## Short task
Every line that contains the word "JSON" should be copied out.

..........

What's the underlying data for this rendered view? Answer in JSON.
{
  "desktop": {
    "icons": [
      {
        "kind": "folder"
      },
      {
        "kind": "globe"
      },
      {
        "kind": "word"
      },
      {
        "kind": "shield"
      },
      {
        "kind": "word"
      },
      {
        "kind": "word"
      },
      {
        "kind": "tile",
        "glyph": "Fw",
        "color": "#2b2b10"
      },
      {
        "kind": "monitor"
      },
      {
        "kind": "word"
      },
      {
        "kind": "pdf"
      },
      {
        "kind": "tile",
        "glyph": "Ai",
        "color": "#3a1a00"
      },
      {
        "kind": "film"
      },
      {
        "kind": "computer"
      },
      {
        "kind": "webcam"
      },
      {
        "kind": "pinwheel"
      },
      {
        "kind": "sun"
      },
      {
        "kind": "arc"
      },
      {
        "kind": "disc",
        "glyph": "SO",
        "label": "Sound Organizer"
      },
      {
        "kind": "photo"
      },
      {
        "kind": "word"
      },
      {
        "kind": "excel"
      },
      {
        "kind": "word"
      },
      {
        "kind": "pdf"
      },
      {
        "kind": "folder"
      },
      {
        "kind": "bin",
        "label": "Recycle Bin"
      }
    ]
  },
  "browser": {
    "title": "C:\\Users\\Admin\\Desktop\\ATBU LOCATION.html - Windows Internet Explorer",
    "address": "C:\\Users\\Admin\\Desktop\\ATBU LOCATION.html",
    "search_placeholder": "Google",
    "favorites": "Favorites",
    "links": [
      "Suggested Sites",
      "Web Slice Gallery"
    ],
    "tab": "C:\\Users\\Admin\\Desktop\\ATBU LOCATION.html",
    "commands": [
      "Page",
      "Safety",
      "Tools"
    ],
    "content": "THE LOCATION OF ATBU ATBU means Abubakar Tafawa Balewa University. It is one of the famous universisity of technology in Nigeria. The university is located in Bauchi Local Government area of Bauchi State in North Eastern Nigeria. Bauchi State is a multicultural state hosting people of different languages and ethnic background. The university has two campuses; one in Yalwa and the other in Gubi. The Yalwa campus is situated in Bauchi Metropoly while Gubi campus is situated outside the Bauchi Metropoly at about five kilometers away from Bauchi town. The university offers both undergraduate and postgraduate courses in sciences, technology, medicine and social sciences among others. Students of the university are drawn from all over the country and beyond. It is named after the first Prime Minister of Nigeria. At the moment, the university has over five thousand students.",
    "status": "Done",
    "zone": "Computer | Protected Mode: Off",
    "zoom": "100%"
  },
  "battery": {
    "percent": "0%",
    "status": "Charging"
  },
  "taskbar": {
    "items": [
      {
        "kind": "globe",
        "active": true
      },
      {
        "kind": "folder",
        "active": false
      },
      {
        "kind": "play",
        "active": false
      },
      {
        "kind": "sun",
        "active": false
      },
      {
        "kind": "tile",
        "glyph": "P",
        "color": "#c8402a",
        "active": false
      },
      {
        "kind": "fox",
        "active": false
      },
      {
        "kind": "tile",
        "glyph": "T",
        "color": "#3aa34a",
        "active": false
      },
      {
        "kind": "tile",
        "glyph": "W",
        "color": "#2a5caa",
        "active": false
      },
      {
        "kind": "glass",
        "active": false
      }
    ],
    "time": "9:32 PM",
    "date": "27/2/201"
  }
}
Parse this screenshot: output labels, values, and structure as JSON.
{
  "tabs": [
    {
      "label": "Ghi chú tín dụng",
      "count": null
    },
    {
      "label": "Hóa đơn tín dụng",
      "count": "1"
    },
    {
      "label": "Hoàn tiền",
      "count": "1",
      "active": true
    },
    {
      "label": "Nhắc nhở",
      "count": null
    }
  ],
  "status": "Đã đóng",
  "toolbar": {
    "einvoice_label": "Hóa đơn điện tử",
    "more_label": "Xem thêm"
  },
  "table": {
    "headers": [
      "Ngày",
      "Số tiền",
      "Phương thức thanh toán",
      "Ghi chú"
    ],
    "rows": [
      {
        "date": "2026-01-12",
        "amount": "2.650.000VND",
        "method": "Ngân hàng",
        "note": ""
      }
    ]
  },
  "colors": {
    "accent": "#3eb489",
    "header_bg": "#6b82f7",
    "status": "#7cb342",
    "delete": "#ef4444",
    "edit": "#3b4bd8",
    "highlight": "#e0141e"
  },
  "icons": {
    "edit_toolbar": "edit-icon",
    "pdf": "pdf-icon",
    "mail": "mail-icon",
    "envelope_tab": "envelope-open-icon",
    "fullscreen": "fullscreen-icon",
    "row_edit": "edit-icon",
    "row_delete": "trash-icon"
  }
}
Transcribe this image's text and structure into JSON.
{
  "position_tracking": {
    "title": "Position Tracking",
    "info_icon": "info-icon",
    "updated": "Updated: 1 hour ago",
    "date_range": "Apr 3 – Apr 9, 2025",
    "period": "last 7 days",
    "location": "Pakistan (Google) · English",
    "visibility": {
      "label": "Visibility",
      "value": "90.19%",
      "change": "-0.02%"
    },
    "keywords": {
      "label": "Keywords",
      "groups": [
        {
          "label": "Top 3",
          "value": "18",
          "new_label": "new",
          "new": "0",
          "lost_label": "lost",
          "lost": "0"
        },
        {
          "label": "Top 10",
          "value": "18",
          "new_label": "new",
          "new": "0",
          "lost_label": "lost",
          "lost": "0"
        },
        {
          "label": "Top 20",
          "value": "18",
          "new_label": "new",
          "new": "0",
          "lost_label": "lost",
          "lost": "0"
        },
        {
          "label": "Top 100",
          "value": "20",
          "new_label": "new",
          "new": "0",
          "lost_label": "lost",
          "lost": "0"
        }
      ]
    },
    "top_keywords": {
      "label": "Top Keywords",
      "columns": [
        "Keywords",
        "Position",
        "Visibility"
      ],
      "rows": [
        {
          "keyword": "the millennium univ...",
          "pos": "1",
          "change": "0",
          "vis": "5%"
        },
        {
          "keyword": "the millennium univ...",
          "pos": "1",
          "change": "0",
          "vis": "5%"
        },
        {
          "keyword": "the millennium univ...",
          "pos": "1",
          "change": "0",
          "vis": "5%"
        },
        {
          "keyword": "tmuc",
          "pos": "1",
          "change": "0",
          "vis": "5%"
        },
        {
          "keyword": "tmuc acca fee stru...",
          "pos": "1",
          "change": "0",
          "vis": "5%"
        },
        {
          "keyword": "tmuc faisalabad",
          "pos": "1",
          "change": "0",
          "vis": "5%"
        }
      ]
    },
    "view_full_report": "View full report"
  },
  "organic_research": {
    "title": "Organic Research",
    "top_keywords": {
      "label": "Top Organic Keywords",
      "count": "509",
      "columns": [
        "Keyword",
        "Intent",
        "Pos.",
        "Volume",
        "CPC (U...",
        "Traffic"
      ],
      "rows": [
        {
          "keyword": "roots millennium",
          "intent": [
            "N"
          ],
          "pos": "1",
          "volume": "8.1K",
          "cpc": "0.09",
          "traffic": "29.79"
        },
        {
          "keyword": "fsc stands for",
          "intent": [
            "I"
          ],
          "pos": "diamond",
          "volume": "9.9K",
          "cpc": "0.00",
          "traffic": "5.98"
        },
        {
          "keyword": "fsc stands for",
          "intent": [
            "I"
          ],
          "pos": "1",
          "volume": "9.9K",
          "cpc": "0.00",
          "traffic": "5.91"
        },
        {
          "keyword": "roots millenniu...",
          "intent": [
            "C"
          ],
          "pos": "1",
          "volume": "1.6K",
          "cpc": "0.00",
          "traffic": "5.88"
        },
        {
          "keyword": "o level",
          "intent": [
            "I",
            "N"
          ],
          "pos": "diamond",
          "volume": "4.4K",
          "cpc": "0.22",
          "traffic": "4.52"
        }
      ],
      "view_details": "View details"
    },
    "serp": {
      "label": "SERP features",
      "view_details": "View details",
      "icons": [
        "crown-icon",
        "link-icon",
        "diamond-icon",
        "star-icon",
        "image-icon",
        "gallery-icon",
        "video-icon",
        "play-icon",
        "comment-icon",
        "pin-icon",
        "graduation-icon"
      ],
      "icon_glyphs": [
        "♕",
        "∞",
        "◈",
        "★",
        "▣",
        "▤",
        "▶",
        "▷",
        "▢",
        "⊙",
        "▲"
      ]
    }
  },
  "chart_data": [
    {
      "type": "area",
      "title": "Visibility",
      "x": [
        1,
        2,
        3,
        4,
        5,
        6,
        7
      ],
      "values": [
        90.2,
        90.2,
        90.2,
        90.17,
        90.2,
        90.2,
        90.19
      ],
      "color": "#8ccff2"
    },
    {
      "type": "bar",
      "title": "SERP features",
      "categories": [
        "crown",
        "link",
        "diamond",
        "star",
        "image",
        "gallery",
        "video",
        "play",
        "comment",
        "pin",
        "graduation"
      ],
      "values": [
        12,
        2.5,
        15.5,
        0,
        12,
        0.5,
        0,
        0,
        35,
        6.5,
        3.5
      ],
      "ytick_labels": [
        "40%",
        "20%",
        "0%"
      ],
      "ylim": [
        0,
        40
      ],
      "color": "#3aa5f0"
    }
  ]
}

..........

## Task result
What's the underlying data for this rendered view? Answer in JSON.
Parse this screenshot: output labels, values, and structure as JSON.
Transcribe this image's text and structure into JSON.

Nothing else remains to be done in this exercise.